> _BRIEF_
Quote the listing below in its entirety, omitting every image.
+++ EXERCISE INPUTS
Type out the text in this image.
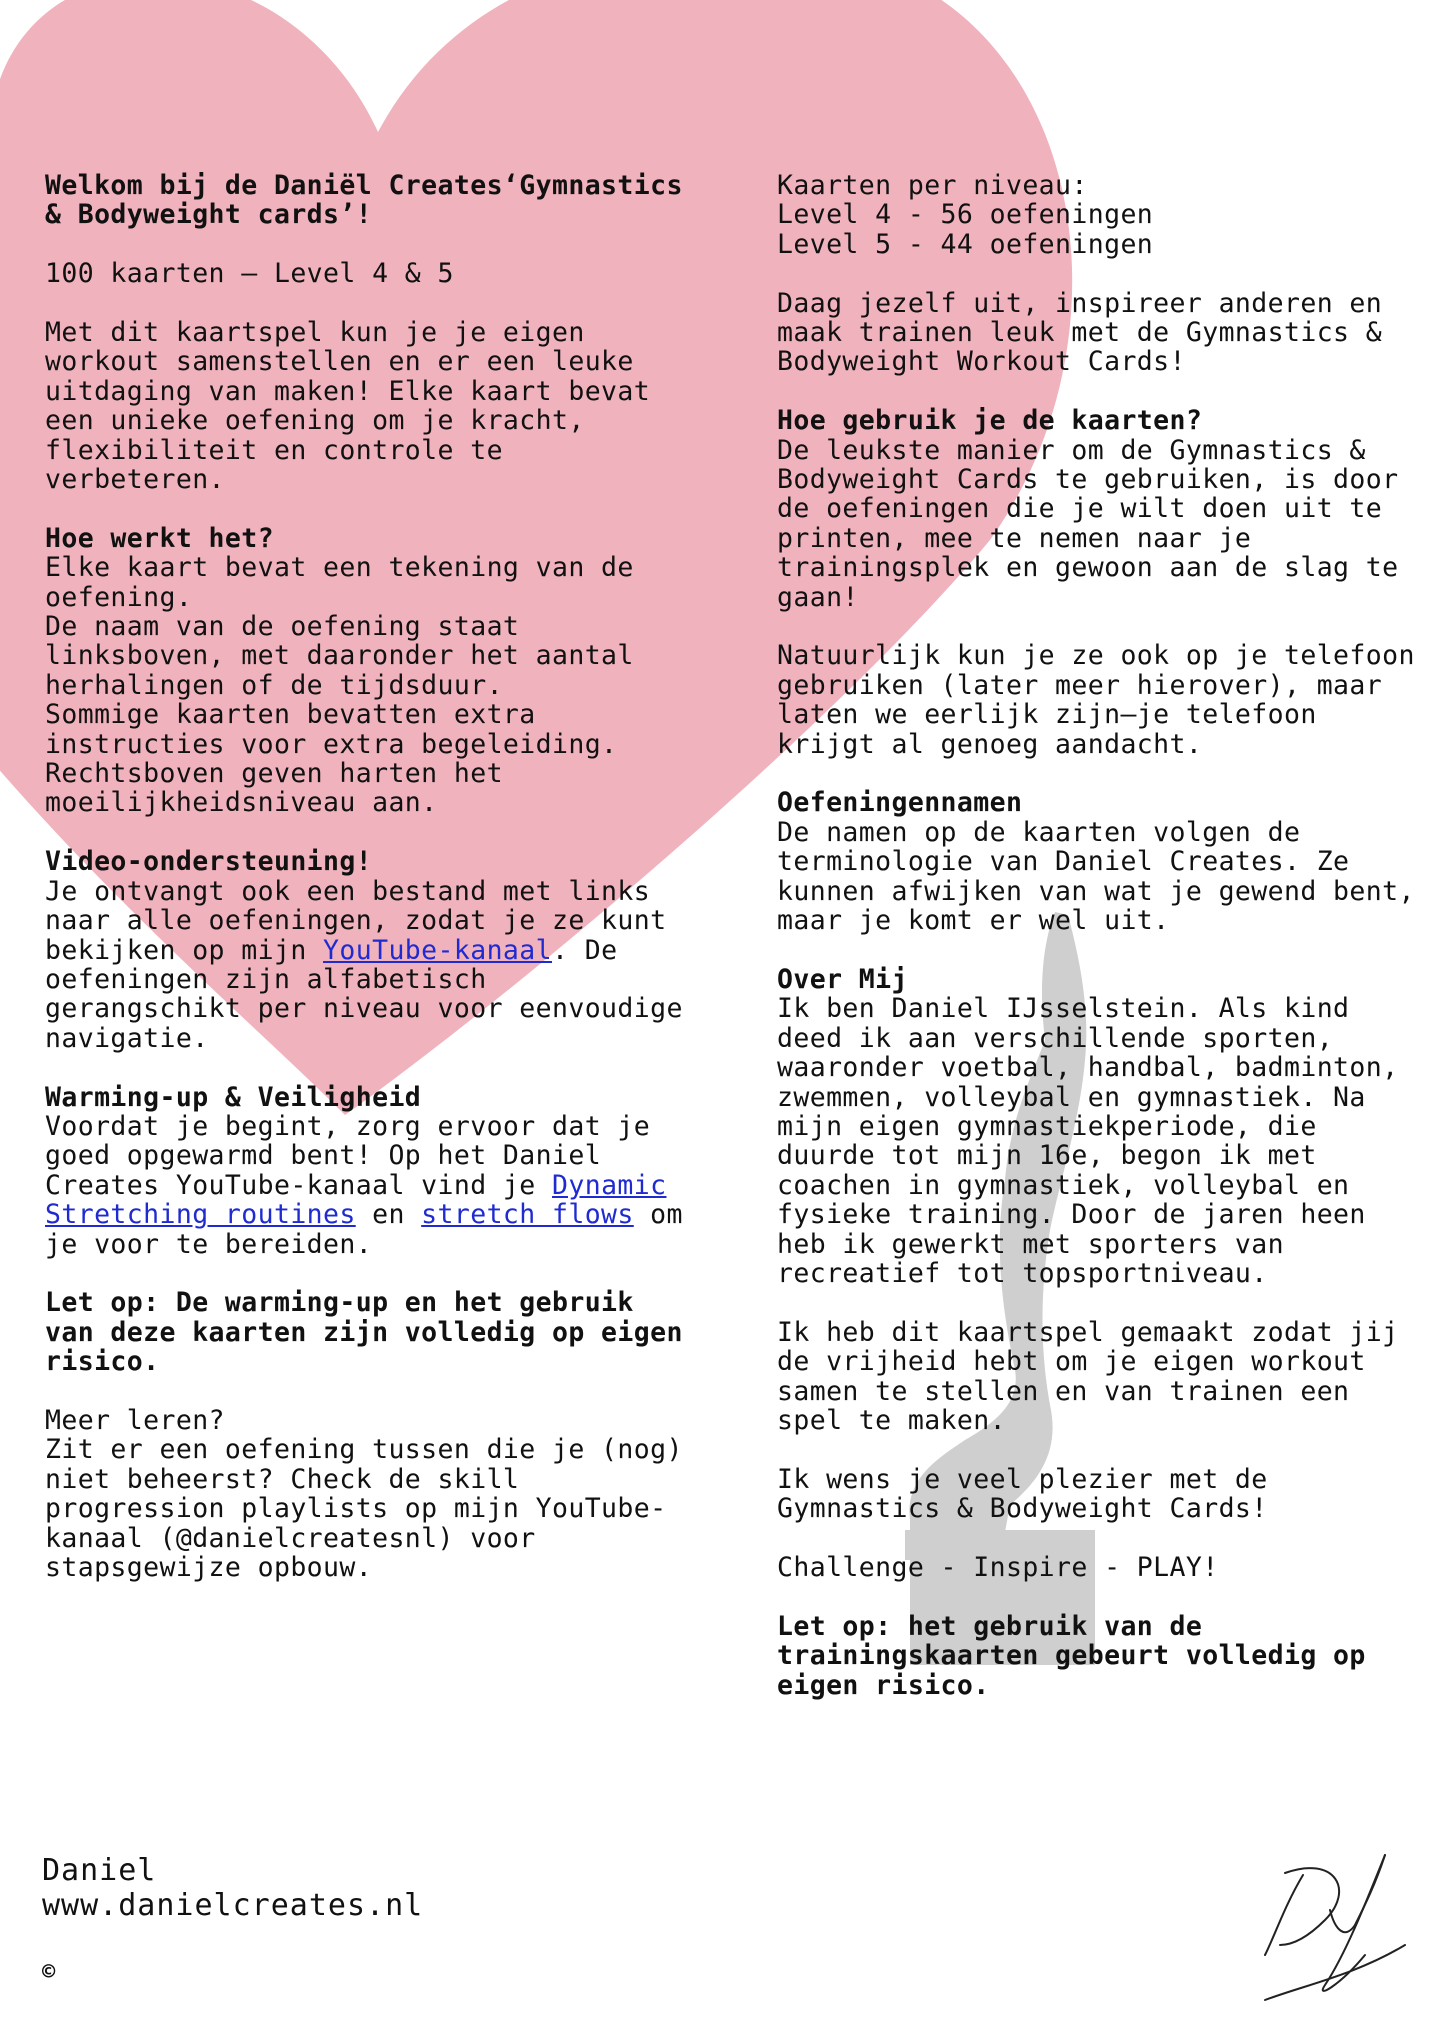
Welkom bij de Daniël Creates‘Gymnastics & Bodyweight cards’!

100 kaarten – Level 4 & 5

Met dit kaartspel kun je je eigen workout samenstellen en er een leuke uitdaging van maken! Elke kaart bevat een unieke oefening om je kracht, flexibiliteit en controle te verbeteren.

Hoe werkt het?
Elke kaart bevat een tekening van de oefening.
De naam van de oefening staat linksboven, met daaronder het aantal herhalingen of de tijdsduur.
Sommige kaarten bevatten extra instructies voor extra begeleiding.
Rechtsboven geven harten het moeilijkheidsniveau aan.

Video-ondersteuning!
Je ontvangt ook een bestand met links naar alle oefeningen, zodat je ze kunt bekijken op mijn YouTube-kanaal. De oefeningen zijn alfabetisch gerangschikt per niveau voor eenvoudige navigatie.

Warming-up & Veiligheid
Voordat je begint, zorg ervoor dat je goed opgewarmd bent! Op het Daniel Creates YouTube-kanaal vind je Dynamic Stretching routines en stretch flows om je voor te bereiden.

Let op: De warming-up en het gebruik van deze kaarten zijn volledig op eigen risico.

Meer leren?
Zit er een oefening tussen die je (nog) niet beheerst? Check de skill progression playlists op mijn YouTube-kanaal (@danielcreatesnl) voor stapsgewijze opbouw.

Kaarten per niveau:
Level 4 - 56 oefeningen
Level 5 - 44 oefeningen

Daag jezelf uit, inspireer anderen en maak trainen leuk met de Gymnastics & Bodyweight Workout Cards!

Hoe gebruik je de kaarten?
De leukste manier om de Gymnastics & Bodyweight Cards te gebruiken, is door de oefeningen die je wilt doen uit te printen, mee te nemen naar je trainingsplek en gewoon aan de slag te gaan!

Natuurlijk kun je ze ook op je telefoon gebruiken (later meer hierover), maar laten we eerlijk zijn—je telefoon krijgt al genoeg aandacht.

Oefeningennamen
De namen op de kaarten volgen de terminologie van Daniel Creates. Ze kunnen afwijken van wat je gewend bent, maar je komt er wel uit.

Over Mij
Ik ben Daniel IJsselstein. Als kind deed ik aan verschillende sporten, waaronder voetbal, handbal, badminton, zwemmen, volleybal en gymnastiek. Na mijn eigen gymnastiekperiode, die duurde tot mijn 16e, begon ik met coachen in gymnastiek, volleybal en fysieke training. Door de jaren heen heb ik gewerkt met sporters van recreatief tot topsportniveau.

Ik heb dit kaartspel gemaakt zodat jij de vrijheid hebt om je eigen workout samen te stellen en van trainen een spel te maken.

Ik wens je veel plezier met de Gymnastics & Bodyweight Cards!

Challenge - Inspire - PLAY!

Let op: het gebruik van de trainingskaarten gebeurt volledig op eigen risico.

Daniel
www.danielcreates.nl
©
++++++
> _OUTPUT OF THE EXERCISE_
Type out the text in this image.
Welkom bij de Daniël Creates‘Gymnastics & Bodyweight cards’!

100 kaarten – Level 4 & 5

Met dit kaartspel kun je je eigen workout samenstellen en er een leuke uitdaging van maken! Elke kaart bevat een unieke oefening om je kracht, flexibiliteit en controle te verbeteren.

Hoe werkt het?
Elke kaart bevat een tekening van de oefening.
De naam van de oefening staat linksboven, met daaronder het aantal herhalingen of de tijdsduur.
Sommige kaarten bevatten extra instructies voor extra begeleiding.
Rechtsboven geven harten het moeilijkheidsniveau aan.

Video-ondersteuning!
Je ontvangt ook een bestand met links naar alle oefeningen, zodat je ze kunt bekijken op mijn YouTube-kanaal. De oefeningen zijn alfabetisch gerangschikt per niveau voor eenvoudige navigatie.

Warming-up & Veiligheid
Voordat je begint, zorg ervoor dat je goed opgewarmd bent! Op het Daniel Creates YouTube-kanaal vind je Dynamic Stretching routines en stretch flows om je voor te bereiden.

Let op: De warming-up en het gebruik van deze kaarten zijn volledig op eigen risico.

Meer leren?
Zit er een oefening tussen die je (nog) niet beheerst? Check de skill progression playlists op mijn YouTube-kanaal (@danielcreatesnl) voor stapsgewijze opbouw.

Kaarten per niveau:
Level 4 - 56 oefeningen
Level 5 - 44 oefeningen

Daag jezelf uit, inspireer anderen en maak trainen leuk met de Gymnastics & Bodyweight Workout Cards!

Hoe gebruik je de kaarten?
De leukste manier om de Gymnastics & Bodyweight Cards te gebruiken, is door de oefeningen die je wilt doen uit te printen, mee te nemen naar je trainingsplek en gewoon aan de slag te gaan!

Natuurlijk kun je ze ook op je telefoon gebruiken (later meer hierover), maar laten we eerlijk zijn—je telefoon krijgt al genoeg aandacht.

Oefeningennamen
De namen op de kaarten volgen de terminologie van Daniel Creates. Ze kunnen afwijken van wat je gewend bent, maar je komt er wel uit.

Over Mij
Ik ben Daniel IJsselstein. Als kind deed ik aan verschillende sporten, waaronder voetbal, handbal, badminton, zwemmen, volleybal en gymnastiek. Na mijn eigen gymnastiekperiode, die duurde tot mijn 16e, begon ik met coachen in gymnastiek, volleybal en fysieke training. Door de jaren heen heb ik gewerkt met sporters van recreatief tot topsportniveau.

Ik heb dit kaartspel gemaakt zodat jij de vrijheid hebt om je eigen workout samen te stellen en van trainen een spel te maken.

Ik wens je veel plezier met de Gymnastics & Bodyweight Cards!

Challenge - Inspire - PLAY!

Let op: het gebruik van de trainingskaarten gebeurt volledig op eigen risico.

Daniel
www.danielcreates.nl
©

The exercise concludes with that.